# Exercise input start

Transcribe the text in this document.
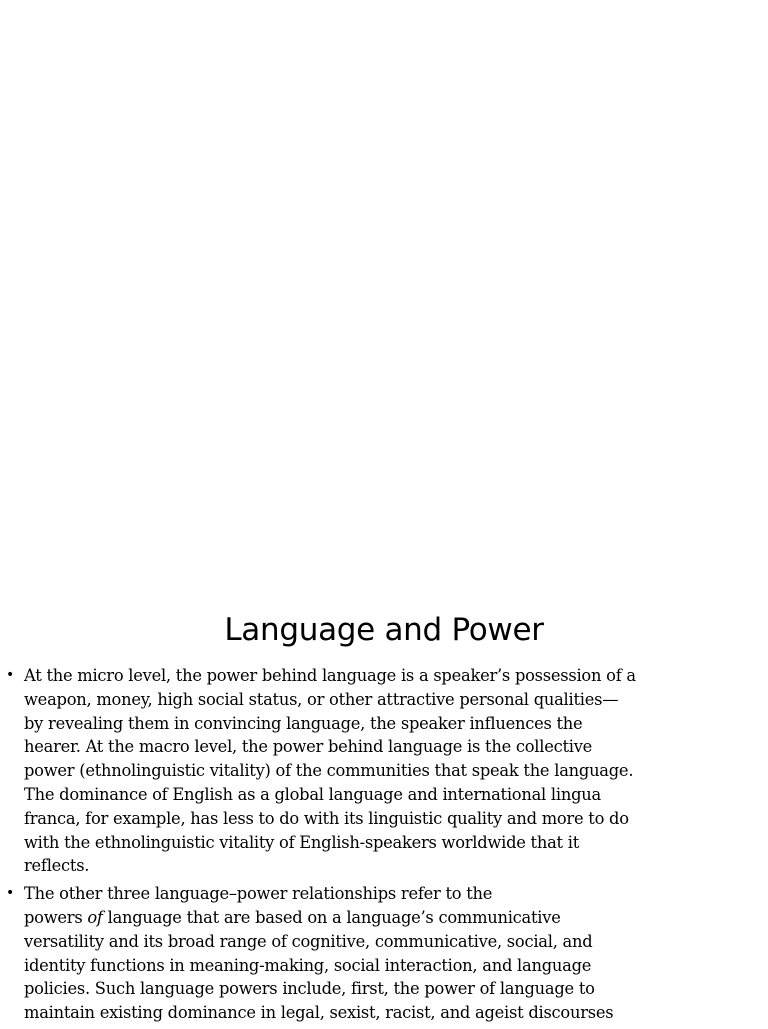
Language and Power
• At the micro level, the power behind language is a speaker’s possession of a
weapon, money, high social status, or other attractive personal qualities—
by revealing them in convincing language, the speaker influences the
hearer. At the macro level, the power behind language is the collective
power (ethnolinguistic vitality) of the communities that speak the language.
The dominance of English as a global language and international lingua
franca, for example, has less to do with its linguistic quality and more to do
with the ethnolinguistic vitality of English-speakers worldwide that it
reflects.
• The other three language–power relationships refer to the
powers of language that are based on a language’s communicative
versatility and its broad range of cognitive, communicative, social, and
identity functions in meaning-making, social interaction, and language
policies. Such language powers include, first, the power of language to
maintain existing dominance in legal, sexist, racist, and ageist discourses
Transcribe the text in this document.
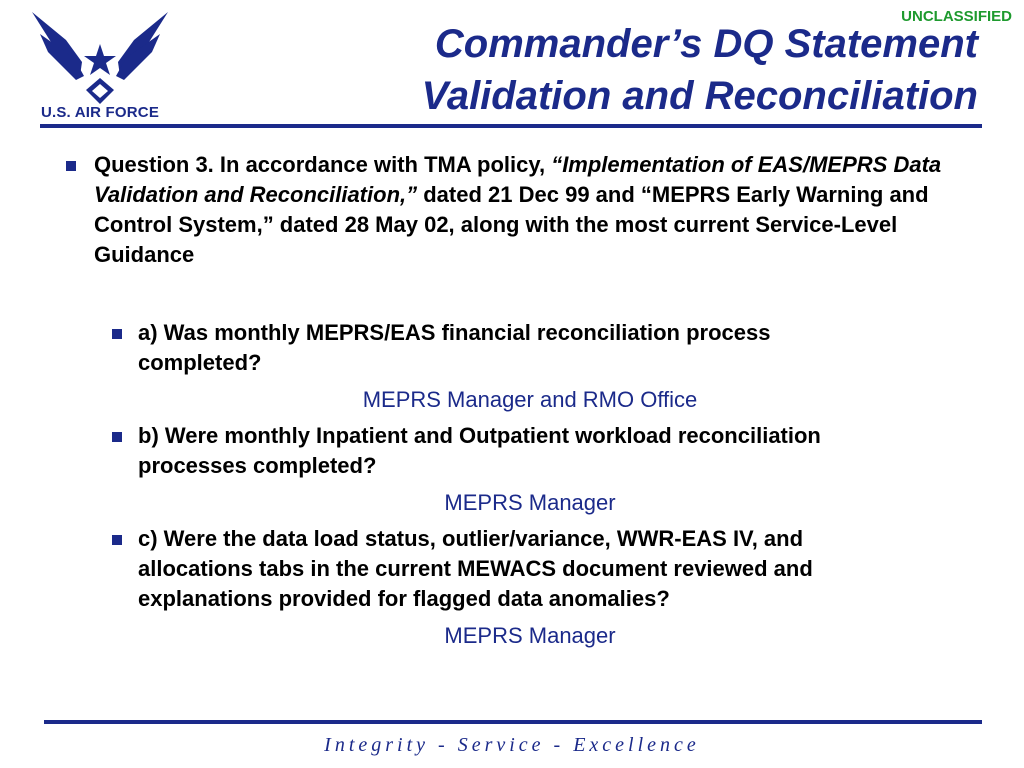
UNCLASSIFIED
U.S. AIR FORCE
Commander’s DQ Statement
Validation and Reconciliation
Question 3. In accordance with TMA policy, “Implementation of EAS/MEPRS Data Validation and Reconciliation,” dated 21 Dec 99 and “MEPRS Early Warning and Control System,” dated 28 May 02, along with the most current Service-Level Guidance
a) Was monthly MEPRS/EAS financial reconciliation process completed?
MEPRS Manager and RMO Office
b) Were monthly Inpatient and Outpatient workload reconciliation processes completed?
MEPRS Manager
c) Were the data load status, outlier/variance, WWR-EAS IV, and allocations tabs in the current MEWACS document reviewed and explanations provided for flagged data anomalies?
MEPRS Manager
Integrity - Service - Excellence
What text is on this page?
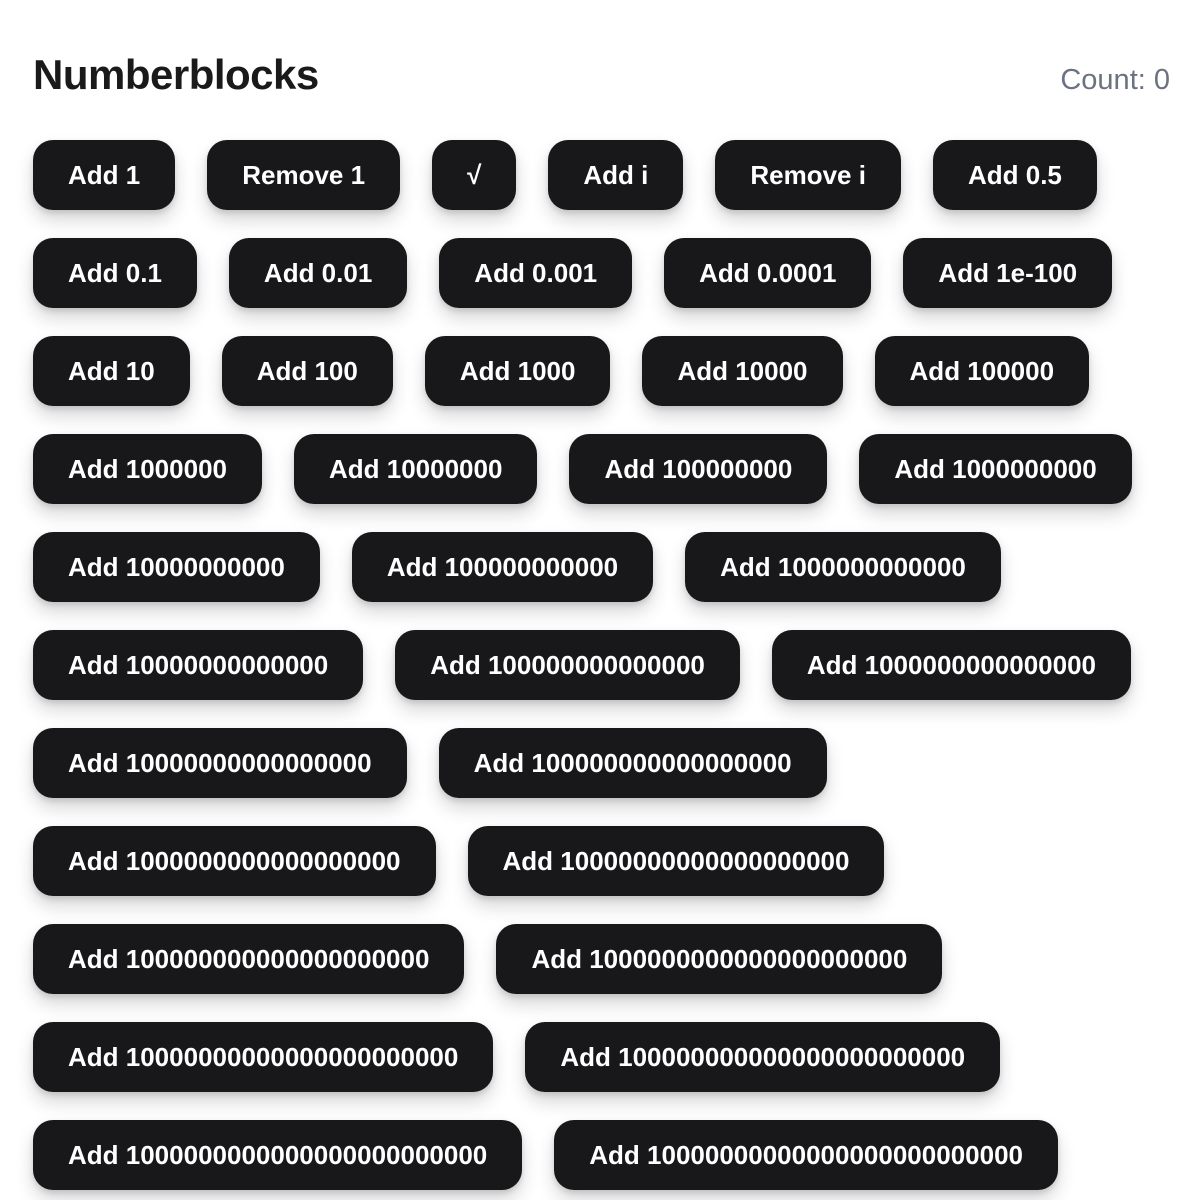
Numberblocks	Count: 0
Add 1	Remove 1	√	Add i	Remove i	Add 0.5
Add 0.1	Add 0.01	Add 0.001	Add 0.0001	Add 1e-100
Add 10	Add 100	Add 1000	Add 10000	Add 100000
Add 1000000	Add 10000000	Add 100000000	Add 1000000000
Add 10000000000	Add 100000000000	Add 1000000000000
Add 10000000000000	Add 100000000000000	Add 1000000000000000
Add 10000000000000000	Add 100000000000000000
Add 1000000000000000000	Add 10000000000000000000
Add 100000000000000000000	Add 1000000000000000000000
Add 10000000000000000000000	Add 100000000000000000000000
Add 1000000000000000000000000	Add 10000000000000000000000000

# Exercise input end
# Exercise input start

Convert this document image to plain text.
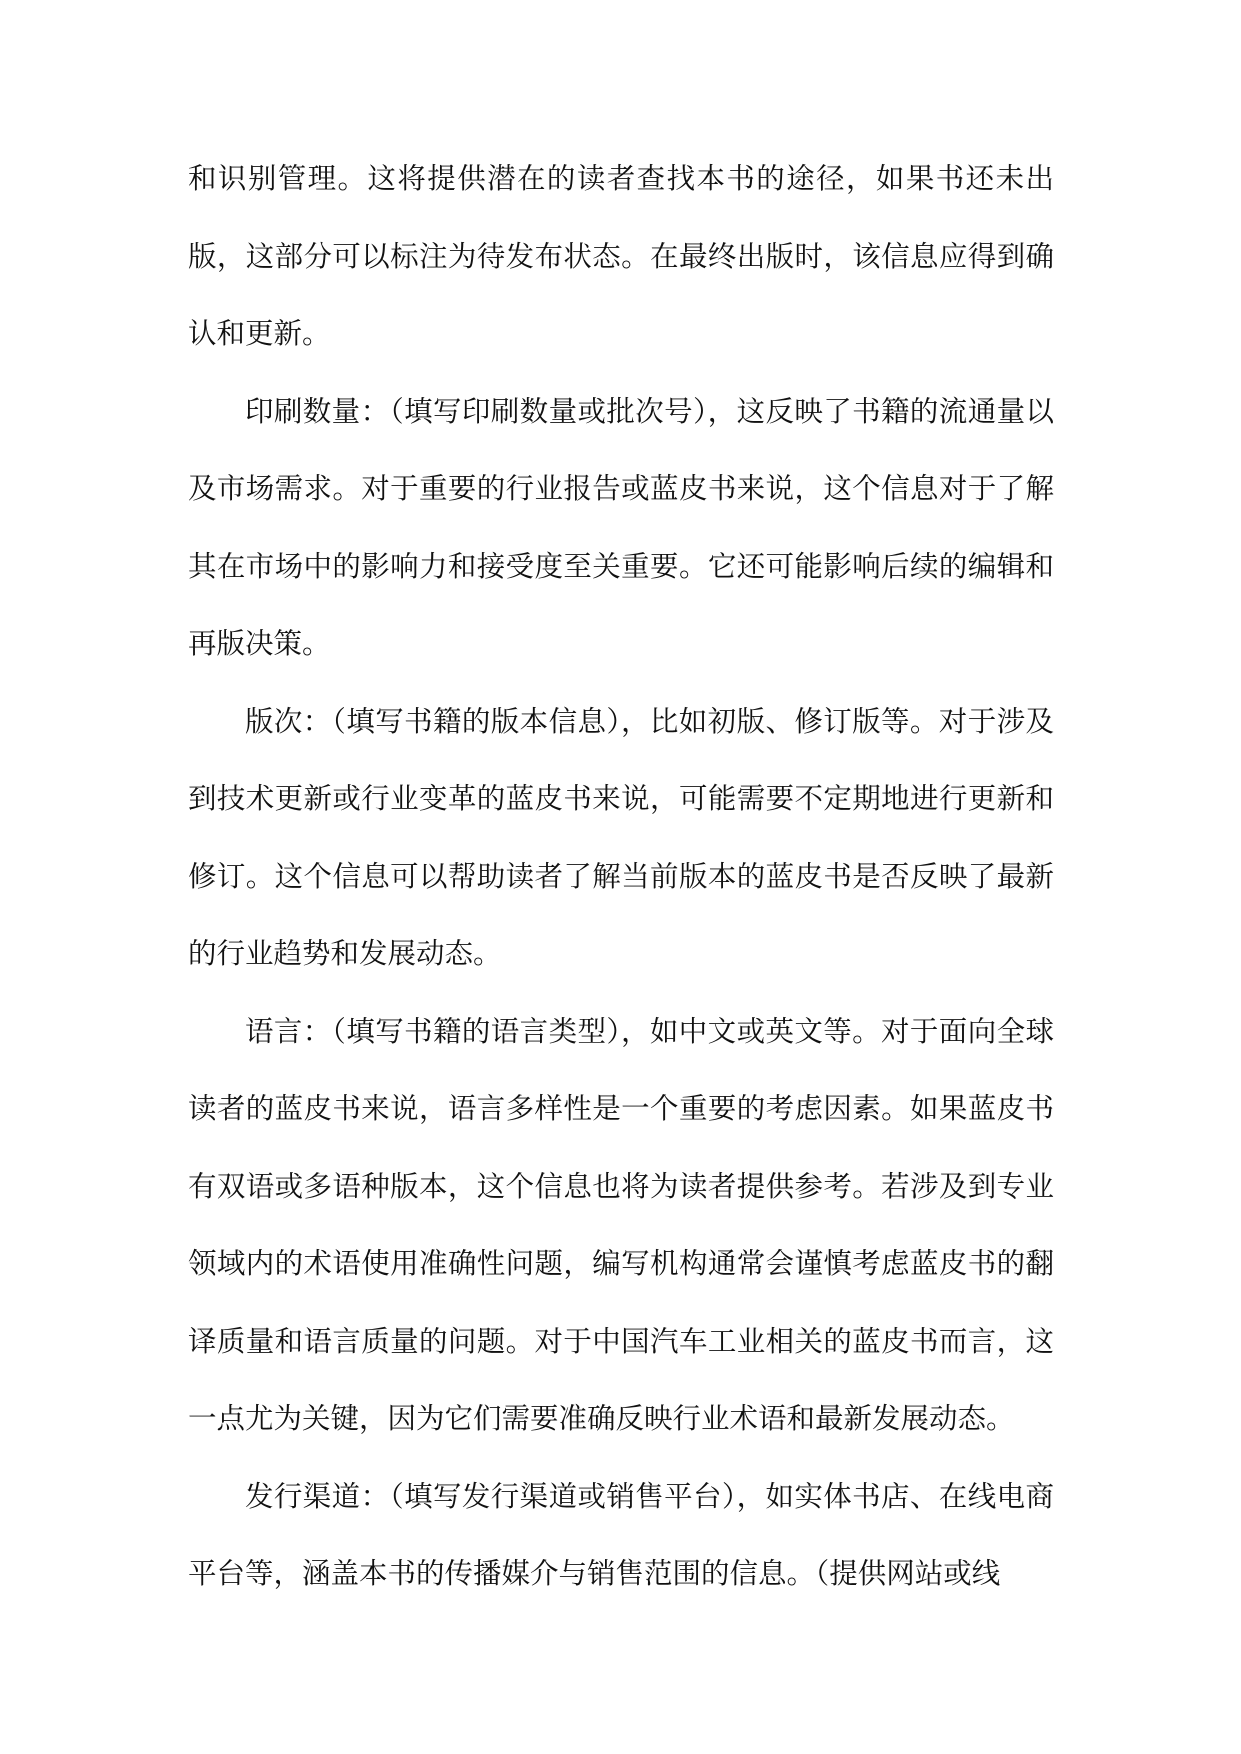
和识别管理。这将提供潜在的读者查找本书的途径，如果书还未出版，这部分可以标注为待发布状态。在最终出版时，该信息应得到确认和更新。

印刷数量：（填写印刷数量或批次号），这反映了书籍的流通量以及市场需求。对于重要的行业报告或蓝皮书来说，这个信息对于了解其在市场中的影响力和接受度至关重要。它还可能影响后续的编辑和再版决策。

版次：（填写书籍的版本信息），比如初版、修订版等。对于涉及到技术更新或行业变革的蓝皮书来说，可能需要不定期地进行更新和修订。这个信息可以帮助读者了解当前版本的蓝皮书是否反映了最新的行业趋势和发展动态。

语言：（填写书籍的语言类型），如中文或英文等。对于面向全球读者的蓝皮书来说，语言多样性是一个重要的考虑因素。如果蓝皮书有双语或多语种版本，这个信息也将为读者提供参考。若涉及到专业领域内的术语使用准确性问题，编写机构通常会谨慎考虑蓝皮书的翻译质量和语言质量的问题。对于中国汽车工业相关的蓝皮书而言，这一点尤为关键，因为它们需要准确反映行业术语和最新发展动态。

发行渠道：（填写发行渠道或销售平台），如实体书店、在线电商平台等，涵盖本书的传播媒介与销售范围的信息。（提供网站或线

# Exercise input end

* **Problem details**: Check every line of the listing for the string "Validation" and report how many lines have it, as a number alone.

* **Problem solution**: 2